[START Data to use]

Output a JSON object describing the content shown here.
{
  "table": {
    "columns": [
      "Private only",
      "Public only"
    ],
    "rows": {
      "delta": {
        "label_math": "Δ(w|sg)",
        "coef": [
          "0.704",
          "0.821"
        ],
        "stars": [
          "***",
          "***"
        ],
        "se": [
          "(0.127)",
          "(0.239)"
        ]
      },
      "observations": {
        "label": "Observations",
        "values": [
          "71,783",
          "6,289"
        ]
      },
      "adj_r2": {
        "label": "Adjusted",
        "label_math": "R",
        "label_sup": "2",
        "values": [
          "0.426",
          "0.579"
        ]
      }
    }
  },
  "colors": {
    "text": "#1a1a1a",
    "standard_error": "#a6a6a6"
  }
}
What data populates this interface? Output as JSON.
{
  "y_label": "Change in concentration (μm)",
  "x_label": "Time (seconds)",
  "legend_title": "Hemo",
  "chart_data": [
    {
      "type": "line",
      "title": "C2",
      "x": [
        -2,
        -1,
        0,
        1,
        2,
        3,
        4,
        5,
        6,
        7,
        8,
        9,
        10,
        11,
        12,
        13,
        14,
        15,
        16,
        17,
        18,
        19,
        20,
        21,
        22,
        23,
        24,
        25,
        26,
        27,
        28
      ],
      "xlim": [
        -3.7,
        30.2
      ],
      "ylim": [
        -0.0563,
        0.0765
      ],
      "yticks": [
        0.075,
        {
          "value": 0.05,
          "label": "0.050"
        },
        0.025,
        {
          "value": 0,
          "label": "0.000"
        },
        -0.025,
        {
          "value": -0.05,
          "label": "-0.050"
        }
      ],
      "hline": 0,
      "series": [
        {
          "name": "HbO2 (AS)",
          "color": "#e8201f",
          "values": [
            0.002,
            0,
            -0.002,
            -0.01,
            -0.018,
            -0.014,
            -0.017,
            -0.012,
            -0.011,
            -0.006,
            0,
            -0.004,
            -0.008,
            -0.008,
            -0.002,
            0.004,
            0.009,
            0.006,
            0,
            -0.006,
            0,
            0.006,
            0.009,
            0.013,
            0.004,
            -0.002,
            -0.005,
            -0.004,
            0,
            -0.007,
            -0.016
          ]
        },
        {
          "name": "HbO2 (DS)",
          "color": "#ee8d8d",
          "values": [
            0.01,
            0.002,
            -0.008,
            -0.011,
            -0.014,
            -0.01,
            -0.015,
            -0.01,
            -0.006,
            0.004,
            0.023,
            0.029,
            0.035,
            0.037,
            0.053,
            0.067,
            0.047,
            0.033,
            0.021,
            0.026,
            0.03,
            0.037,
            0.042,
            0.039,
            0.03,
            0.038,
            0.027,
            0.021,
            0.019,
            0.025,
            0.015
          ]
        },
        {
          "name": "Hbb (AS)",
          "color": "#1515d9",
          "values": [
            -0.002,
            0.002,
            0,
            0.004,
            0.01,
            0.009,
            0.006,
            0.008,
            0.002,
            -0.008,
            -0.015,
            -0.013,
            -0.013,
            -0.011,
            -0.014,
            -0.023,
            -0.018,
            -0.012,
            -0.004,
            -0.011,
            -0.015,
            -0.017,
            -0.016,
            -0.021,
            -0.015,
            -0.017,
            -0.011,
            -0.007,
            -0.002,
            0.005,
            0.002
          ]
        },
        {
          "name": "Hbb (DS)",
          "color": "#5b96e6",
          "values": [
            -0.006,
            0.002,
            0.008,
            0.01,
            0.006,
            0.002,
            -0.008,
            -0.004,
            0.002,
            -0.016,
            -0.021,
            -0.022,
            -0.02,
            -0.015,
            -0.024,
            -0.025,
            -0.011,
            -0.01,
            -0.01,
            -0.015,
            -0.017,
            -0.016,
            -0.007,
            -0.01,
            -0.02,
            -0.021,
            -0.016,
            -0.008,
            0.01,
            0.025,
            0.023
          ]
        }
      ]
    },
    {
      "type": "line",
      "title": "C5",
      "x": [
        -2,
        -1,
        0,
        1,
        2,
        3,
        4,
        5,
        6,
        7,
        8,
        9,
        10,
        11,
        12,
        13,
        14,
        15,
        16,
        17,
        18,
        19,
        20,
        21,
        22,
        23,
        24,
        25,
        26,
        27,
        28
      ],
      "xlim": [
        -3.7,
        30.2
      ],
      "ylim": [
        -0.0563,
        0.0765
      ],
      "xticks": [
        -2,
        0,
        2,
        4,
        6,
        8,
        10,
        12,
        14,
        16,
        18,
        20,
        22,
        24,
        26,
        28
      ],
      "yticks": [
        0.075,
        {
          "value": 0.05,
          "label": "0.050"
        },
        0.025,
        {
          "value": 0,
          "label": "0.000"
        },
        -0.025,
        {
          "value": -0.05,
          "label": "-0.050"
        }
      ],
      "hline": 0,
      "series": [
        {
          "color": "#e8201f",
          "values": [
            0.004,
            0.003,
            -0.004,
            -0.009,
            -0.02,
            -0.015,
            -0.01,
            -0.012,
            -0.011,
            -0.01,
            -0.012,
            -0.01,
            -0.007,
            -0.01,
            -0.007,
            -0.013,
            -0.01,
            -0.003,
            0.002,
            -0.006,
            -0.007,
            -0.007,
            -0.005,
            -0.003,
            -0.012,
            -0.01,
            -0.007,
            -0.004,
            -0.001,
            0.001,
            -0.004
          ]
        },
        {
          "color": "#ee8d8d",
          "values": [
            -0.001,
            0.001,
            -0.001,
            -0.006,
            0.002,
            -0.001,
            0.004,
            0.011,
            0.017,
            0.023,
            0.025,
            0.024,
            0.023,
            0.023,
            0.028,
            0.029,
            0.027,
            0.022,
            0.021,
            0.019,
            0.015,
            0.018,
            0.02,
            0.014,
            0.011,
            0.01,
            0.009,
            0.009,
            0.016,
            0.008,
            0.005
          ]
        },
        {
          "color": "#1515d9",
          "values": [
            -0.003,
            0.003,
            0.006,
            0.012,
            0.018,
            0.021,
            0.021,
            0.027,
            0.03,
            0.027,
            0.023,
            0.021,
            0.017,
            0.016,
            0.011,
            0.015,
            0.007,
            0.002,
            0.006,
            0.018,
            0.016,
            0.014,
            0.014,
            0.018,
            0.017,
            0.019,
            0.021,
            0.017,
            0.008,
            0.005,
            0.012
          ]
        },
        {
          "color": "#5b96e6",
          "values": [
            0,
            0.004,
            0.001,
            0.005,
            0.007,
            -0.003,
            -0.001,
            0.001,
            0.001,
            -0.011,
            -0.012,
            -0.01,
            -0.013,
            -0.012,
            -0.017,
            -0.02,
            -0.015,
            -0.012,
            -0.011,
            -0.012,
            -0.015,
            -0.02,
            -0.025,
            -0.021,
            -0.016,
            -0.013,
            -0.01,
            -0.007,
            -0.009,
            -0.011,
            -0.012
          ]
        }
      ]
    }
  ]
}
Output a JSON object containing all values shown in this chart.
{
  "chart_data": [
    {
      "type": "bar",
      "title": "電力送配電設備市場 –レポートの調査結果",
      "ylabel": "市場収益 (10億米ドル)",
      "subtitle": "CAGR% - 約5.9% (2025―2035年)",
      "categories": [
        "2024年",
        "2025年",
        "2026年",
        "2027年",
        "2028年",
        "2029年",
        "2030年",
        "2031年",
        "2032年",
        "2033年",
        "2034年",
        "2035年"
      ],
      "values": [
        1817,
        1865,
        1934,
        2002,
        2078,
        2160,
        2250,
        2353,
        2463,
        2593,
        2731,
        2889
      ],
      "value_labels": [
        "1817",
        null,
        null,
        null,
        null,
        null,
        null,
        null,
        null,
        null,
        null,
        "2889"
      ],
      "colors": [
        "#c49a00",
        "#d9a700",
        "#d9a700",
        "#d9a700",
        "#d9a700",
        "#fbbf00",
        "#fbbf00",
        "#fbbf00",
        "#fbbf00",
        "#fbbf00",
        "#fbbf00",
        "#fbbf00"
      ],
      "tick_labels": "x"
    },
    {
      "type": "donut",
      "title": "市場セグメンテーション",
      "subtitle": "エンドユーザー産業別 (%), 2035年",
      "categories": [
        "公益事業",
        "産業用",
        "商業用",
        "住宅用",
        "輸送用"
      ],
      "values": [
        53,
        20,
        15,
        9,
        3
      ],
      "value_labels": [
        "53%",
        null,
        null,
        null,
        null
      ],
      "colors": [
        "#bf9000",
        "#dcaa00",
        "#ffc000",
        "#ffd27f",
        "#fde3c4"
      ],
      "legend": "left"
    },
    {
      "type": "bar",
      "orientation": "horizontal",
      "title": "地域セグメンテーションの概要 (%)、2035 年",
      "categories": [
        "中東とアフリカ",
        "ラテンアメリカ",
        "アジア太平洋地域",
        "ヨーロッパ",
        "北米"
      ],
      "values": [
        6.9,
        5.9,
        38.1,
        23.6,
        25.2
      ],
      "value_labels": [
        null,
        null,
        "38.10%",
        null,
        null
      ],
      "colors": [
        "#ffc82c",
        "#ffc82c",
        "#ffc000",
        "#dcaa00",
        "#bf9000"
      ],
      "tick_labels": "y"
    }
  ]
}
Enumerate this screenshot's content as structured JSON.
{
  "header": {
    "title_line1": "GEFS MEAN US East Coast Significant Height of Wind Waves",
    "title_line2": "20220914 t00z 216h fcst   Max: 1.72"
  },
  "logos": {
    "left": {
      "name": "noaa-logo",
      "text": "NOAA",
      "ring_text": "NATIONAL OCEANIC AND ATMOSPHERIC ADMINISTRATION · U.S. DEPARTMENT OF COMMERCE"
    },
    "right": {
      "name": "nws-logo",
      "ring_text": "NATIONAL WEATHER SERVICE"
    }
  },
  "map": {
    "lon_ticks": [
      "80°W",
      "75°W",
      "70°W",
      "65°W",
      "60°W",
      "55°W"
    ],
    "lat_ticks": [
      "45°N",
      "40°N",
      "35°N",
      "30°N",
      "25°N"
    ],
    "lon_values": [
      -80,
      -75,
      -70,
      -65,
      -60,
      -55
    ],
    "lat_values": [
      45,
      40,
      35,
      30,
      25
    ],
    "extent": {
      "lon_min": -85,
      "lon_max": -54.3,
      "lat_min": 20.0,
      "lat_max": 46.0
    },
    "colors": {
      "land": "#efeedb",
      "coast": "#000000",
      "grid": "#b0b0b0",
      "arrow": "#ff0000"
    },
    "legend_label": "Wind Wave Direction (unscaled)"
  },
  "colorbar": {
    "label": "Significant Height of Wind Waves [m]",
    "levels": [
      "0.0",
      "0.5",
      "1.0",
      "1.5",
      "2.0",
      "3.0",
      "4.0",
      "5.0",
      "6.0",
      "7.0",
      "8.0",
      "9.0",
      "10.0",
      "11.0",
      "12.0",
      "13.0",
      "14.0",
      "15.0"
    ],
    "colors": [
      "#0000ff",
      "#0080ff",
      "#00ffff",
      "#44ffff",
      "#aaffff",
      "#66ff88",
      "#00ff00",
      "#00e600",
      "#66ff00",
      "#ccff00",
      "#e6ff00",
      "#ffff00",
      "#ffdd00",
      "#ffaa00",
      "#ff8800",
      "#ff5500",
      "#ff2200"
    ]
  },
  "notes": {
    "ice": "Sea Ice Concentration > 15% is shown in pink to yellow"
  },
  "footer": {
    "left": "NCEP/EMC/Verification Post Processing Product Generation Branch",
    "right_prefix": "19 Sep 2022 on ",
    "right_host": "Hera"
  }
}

[END Data to use]

» **Exercise requirements**
Find how many lines of the listing include the string "left" and give that number, nothing else.

» **Task response**
3